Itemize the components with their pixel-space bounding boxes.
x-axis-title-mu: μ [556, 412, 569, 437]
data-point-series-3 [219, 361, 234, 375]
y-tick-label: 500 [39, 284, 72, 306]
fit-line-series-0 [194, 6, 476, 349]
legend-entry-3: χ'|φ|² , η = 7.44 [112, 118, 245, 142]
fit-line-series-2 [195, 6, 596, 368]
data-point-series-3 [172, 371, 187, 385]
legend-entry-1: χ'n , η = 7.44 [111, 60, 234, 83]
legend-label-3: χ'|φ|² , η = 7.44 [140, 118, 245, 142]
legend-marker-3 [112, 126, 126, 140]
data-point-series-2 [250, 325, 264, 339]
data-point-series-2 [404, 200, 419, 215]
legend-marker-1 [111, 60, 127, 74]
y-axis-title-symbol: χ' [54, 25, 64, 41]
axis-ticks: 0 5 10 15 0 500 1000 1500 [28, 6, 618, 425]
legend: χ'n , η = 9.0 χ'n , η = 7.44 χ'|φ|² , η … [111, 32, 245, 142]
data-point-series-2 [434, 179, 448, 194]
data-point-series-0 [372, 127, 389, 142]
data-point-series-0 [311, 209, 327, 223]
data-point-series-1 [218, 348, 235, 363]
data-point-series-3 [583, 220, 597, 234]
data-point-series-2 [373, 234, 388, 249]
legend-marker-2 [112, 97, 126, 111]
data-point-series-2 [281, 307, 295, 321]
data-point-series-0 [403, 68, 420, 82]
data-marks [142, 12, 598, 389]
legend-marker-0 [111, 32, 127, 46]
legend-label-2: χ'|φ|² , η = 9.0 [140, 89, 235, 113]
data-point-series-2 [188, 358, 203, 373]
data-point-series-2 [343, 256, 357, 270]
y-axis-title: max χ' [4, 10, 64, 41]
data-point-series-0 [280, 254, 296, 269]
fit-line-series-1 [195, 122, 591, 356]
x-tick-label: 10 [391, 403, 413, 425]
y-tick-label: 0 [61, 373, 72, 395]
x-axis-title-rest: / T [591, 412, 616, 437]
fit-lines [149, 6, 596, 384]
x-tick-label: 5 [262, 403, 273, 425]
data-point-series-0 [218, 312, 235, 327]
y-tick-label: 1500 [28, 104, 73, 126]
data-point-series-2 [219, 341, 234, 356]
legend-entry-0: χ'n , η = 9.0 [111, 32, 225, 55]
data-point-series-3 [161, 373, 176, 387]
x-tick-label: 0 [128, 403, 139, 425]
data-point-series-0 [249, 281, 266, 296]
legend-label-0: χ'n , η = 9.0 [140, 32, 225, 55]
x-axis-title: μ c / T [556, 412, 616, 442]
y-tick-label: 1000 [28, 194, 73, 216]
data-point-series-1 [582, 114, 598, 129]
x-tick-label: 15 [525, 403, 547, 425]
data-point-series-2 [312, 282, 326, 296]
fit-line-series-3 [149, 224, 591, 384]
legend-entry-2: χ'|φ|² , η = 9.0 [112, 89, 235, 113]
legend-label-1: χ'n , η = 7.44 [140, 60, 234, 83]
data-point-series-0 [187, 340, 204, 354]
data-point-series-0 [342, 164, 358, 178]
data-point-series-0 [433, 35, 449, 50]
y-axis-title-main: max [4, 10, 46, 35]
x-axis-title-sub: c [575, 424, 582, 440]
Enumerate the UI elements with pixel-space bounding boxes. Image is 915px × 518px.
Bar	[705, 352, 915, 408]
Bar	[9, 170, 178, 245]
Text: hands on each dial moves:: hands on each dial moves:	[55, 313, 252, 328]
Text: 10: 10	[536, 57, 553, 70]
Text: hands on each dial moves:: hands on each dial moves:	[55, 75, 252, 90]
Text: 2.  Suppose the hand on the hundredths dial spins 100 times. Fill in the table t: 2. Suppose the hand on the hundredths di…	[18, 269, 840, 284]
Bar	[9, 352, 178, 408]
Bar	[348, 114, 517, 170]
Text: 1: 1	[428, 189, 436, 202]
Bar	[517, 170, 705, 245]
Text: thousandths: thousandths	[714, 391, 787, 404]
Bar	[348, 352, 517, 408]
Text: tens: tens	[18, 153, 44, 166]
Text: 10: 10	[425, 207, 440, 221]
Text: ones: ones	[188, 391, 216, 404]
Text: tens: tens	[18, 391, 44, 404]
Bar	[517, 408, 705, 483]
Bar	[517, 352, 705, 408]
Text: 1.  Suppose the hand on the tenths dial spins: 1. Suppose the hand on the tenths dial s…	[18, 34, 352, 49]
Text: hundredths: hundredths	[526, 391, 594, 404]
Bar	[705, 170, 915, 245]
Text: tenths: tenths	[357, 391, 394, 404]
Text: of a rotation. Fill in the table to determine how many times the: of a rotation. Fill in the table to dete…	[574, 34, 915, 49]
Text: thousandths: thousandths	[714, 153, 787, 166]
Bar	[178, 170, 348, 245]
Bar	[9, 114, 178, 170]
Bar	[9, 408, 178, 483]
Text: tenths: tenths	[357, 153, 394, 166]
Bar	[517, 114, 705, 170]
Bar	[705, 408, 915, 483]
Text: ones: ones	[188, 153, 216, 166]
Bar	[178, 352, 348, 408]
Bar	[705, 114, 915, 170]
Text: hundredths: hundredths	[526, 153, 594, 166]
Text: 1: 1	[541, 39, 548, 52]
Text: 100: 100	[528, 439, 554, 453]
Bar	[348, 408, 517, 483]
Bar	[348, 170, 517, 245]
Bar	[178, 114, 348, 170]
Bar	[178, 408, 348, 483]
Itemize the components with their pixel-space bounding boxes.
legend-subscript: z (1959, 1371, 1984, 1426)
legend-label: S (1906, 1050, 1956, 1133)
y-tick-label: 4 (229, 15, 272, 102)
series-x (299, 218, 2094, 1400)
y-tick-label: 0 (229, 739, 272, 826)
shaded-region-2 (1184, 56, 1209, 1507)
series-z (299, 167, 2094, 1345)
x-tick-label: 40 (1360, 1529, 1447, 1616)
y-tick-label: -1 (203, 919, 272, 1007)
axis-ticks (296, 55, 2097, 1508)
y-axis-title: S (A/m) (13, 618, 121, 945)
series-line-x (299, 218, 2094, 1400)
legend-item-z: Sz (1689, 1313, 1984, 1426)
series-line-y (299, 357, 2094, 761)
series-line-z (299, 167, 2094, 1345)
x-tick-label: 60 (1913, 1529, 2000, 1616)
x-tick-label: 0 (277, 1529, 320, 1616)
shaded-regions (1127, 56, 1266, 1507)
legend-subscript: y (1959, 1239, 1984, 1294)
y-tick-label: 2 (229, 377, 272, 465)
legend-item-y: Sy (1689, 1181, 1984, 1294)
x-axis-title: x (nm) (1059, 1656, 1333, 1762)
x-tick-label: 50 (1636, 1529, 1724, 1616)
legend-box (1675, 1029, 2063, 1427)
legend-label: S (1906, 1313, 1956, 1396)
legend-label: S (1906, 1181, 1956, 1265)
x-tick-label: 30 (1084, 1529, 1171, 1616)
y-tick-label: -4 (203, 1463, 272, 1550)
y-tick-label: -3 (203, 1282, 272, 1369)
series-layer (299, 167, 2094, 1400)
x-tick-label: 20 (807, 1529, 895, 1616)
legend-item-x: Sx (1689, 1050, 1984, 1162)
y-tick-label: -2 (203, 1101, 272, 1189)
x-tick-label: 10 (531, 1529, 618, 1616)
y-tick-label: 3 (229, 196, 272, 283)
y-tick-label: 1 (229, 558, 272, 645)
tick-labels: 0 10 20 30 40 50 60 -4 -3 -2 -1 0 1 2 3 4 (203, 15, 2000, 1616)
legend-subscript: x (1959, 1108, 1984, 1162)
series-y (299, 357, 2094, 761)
—————
Your task: Rewrite the records from the first line through the line that contains "data-point-series-2 [404, 200, 419, 215]", replacing "fit-line-series-0" with "trend-line-series-0" and keeping everything else the same. Return only those lines.

Expected answer:
Itemize the components with their pixel-space bounding boxes.
x-axis-title-mu: μ [556, 412, 569, 437]
data-point-series-3 [219, 361, 234, 375]
y-tick-label: 500 [39, 284, 72, 306]
trend-line-series-0 [194, 6, 476, 349]
legend-entry-3: χ'|φ|² , η = 7.44 [112, 118, 245, 142]
fit-line-series-2 [195, 6, 596, 368]
data-point-series-3 [172, 371, 187, 385]
legend-entry-1: χ'n , η = 7.44 [111, 60, 234, 83]
legend-label-3: χ'|φ|² , η = 7.44 [140, 118, 245, 142]
legend-marker-3 [112, 126, 126, 140]
data-point-series-2 [250, 325, 264, 339]
data-point-series-2 [404, 200, 419, 215]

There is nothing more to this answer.